Your task
Search the records for the word "this" and report each line that has it.
─── Given records
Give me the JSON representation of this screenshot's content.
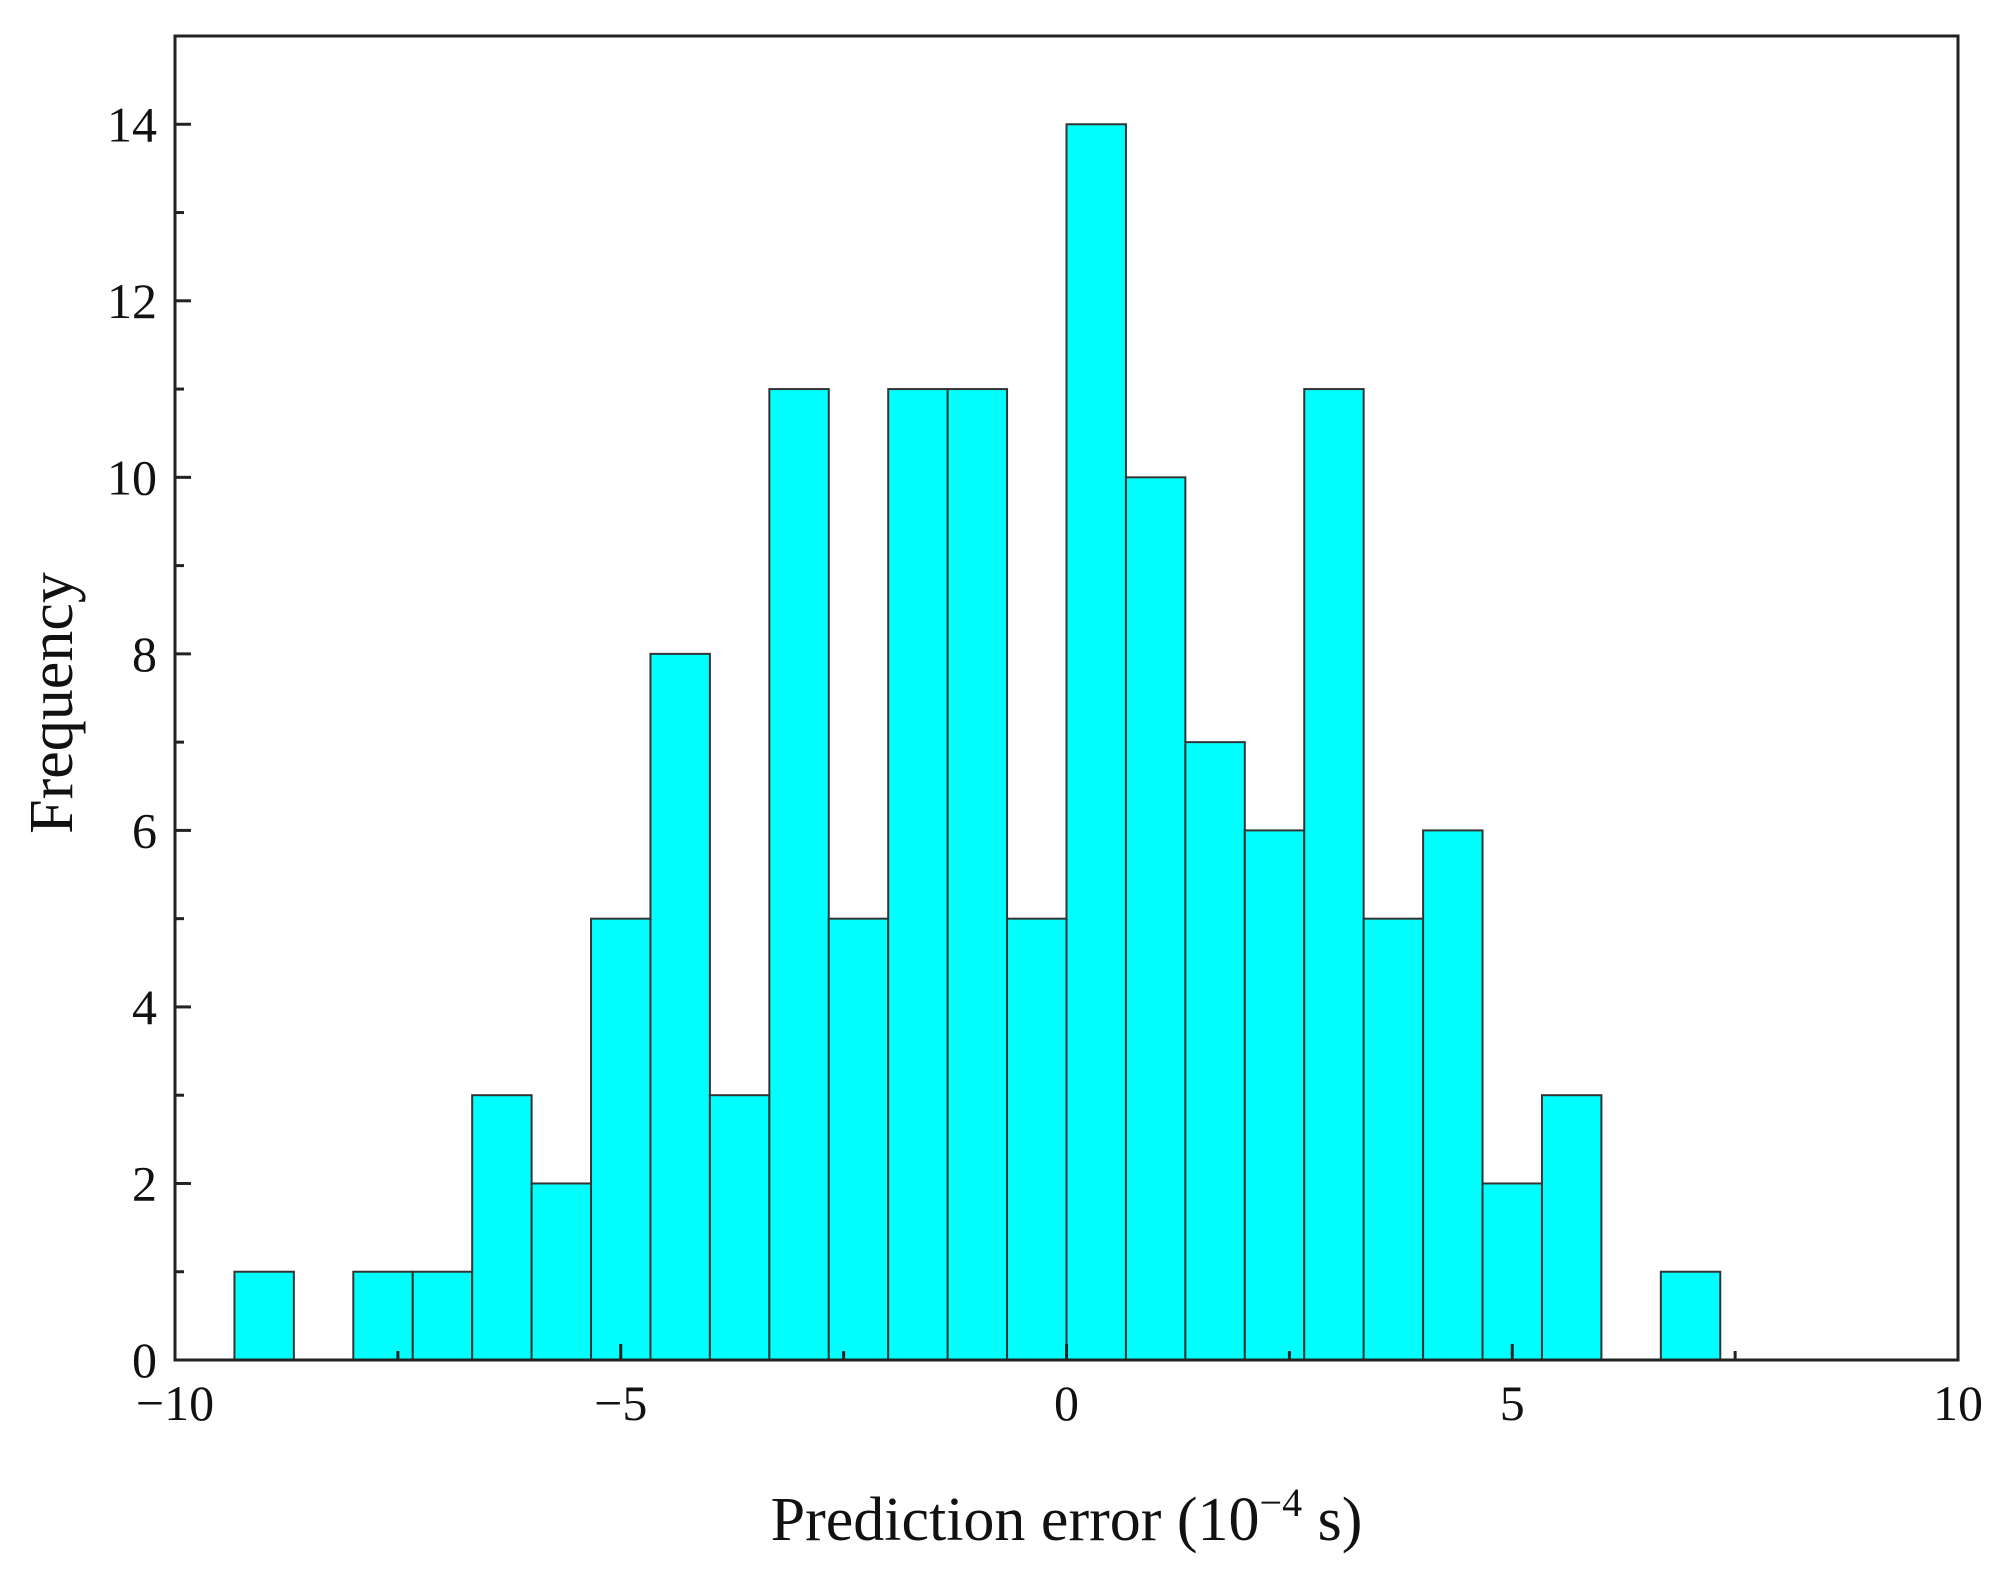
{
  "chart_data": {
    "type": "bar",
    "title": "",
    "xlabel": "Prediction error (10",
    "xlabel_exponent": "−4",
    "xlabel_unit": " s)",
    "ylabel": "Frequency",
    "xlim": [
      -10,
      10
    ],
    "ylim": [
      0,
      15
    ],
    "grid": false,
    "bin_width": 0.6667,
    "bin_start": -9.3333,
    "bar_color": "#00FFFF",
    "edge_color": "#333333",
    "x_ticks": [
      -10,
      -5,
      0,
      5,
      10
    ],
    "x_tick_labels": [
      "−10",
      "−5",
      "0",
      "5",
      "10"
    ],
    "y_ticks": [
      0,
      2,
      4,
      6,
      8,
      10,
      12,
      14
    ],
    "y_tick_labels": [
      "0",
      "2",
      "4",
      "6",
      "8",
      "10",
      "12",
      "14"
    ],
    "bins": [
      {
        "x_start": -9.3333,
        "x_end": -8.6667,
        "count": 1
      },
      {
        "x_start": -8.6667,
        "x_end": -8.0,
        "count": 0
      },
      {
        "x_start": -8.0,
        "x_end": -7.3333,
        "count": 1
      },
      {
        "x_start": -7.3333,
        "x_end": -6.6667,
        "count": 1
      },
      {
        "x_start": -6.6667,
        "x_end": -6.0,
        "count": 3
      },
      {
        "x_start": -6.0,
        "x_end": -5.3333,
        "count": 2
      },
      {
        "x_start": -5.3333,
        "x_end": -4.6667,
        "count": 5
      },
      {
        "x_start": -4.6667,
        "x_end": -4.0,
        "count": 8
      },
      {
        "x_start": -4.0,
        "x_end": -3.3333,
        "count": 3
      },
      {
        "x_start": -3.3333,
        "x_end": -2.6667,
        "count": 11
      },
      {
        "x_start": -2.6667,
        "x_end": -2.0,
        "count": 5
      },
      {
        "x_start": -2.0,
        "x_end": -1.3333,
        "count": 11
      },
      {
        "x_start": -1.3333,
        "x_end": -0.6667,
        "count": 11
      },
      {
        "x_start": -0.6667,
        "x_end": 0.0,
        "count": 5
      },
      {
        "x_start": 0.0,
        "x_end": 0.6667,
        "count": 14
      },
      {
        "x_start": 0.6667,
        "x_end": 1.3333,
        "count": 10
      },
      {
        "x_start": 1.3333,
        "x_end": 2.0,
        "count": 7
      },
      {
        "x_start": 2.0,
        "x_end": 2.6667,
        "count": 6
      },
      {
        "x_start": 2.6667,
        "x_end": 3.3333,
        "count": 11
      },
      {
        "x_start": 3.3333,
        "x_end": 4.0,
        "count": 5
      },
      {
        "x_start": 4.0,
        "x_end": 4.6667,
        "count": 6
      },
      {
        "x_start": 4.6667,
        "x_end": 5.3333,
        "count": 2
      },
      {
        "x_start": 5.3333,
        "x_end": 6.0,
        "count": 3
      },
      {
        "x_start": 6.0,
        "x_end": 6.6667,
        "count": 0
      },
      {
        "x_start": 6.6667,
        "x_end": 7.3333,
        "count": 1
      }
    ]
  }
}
──────
─── Given records
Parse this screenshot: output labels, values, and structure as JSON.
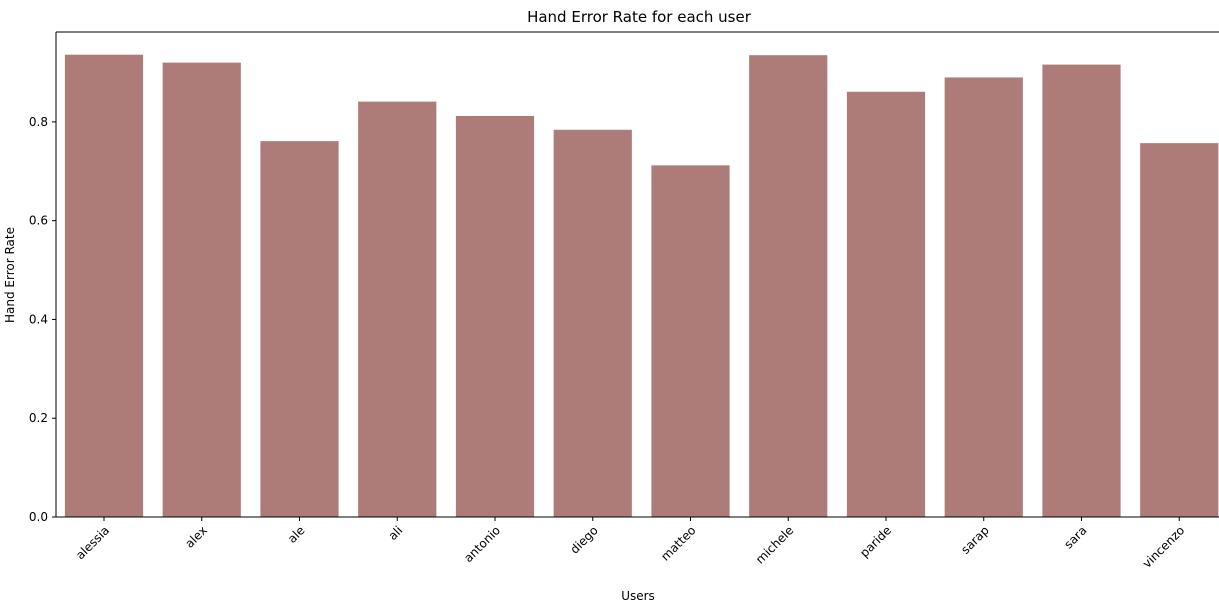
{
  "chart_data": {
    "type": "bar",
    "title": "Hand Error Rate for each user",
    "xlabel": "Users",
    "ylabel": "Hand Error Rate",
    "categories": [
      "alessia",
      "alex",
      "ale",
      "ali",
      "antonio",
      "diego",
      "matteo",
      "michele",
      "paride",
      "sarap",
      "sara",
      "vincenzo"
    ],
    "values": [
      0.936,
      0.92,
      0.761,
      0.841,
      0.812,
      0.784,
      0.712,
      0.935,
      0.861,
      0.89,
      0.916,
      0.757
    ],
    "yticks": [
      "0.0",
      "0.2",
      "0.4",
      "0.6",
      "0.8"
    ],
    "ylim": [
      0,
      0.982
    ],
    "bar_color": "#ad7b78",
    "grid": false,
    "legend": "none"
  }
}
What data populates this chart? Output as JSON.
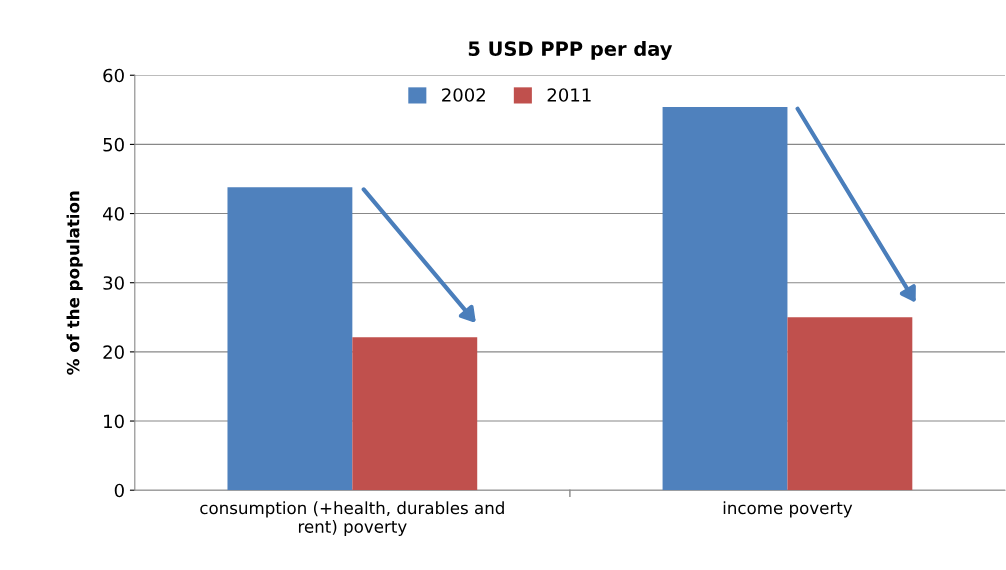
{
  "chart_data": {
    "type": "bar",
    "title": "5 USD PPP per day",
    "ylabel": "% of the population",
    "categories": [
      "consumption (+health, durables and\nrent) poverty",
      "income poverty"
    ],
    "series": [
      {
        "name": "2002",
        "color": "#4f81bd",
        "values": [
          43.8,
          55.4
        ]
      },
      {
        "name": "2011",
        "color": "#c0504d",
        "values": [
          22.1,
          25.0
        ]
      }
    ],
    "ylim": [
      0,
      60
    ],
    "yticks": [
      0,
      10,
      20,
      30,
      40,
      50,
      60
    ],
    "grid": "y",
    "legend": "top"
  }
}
──────
─── Given records
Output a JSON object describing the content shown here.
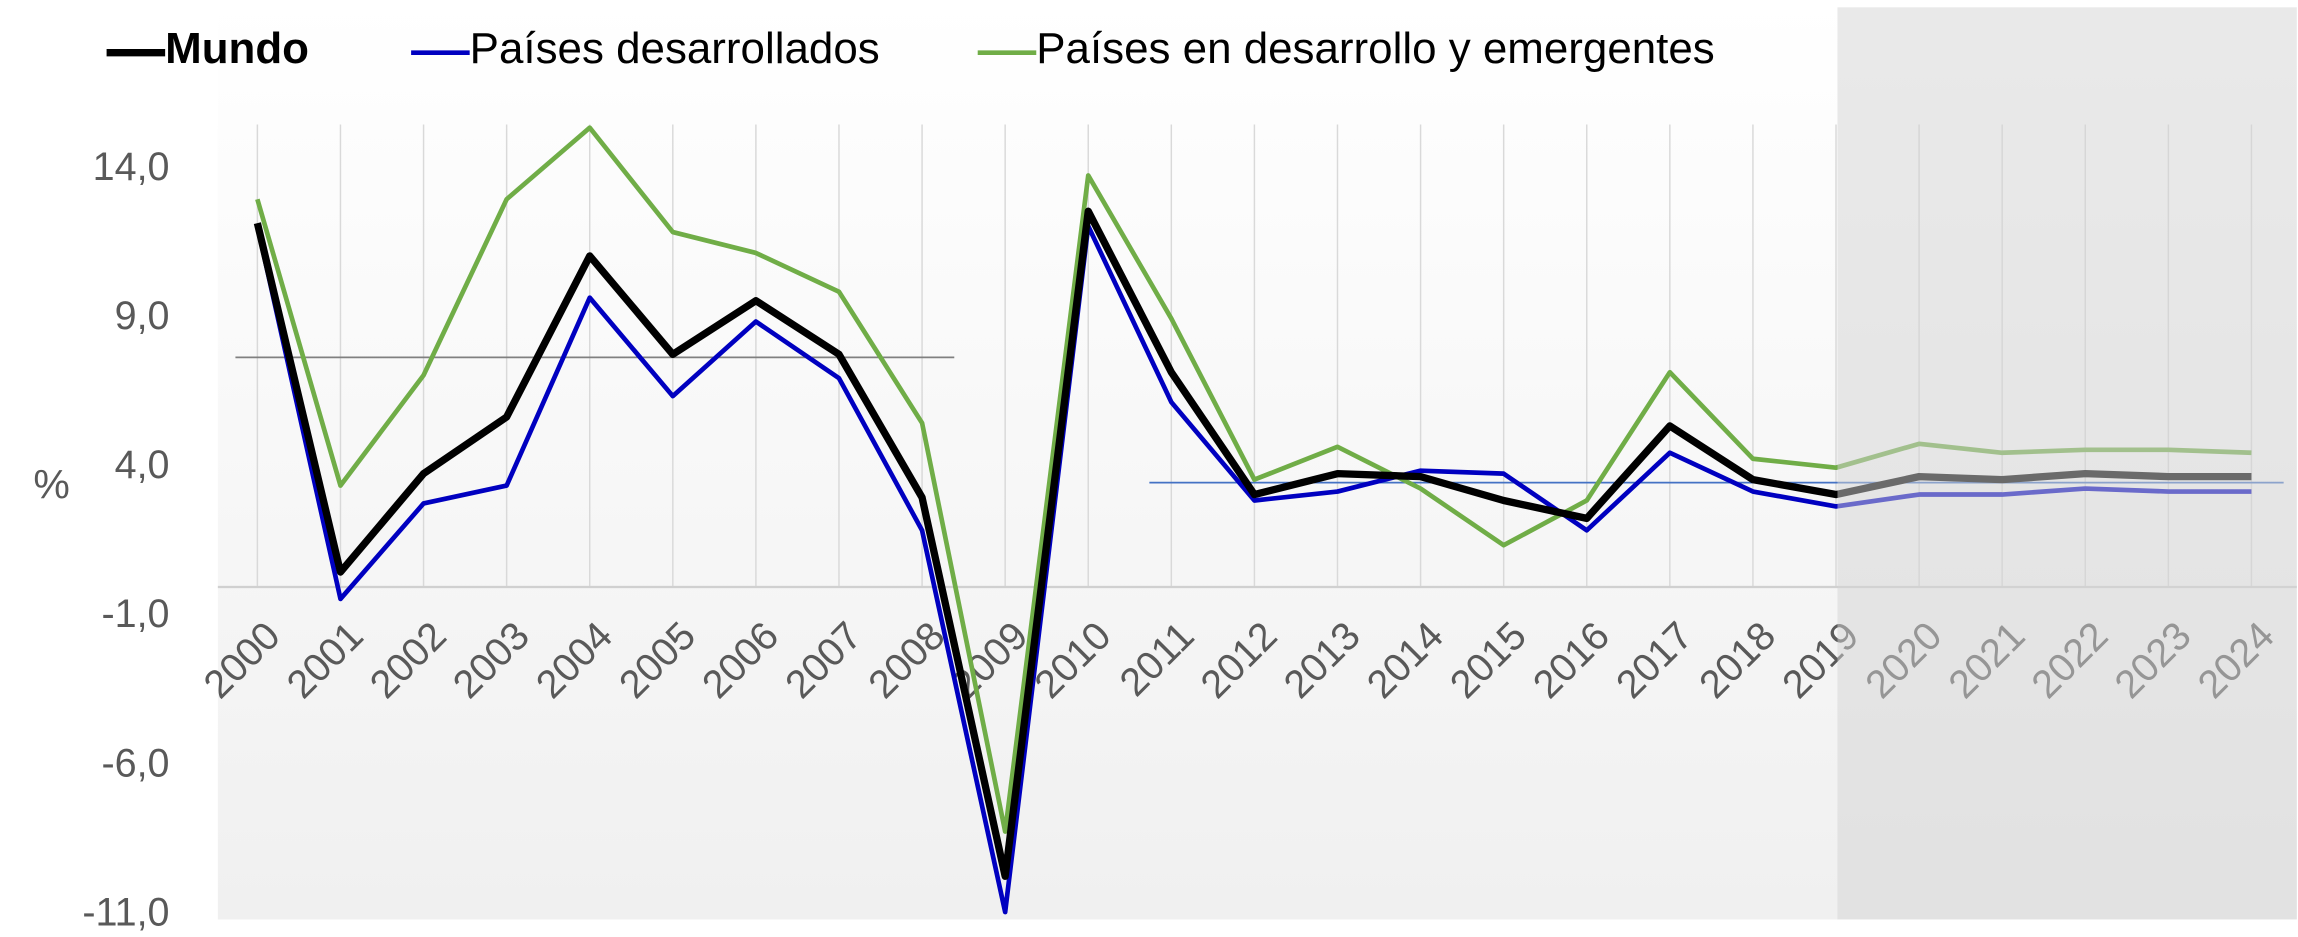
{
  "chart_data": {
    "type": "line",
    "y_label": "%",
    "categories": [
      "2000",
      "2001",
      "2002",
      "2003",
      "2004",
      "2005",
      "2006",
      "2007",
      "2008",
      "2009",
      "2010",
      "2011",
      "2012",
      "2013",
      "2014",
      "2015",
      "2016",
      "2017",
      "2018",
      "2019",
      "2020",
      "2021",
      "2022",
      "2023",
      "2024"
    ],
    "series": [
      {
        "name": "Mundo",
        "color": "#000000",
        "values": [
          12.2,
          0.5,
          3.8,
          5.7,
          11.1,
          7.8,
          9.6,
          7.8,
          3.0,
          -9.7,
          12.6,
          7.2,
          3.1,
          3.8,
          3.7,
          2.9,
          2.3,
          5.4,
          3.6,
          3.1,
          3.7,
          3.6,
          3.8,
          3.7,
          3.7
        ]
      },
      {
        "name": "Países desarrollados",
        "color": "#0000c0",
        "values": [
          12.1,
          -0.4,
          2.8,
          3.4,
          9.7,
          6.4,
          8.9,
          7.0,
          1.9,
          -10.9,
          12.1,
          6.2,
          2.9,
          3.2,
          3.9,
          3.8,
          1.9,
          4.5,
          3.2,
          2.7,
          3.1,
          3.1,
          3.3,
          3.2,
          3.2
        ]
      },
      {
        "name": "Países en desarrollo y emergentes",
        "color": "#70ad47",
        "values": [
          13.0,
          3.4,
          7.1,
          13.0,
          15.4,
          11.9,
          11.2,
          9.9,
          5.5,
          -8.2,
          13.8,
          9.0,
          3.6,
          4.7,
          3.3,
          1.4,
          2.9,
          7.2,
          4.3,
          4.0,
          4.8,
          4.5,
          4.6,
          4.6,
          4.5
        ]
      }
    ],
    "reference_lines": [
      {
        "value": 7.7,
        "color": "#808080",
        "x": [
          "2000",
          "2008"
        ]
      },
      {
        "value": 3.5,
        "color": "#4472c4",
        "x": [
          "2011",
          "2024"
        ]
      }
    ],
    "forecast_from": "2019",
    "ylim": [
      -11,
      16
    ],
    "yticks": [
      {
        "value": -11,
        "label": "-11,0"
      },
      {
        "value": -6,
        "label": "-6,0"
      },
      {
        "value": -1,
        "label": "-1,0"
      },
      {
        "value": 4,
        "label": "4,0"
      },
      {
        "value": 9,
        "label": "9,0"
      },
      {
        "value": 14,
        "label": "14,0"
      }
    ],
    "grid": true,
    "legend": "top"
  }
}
──────
The reply
Give me the JSON representation of this screenshot's content.
Parse this screenshot: output labels, values, and structure as JSON.
What data populates this chart? Output as JSON.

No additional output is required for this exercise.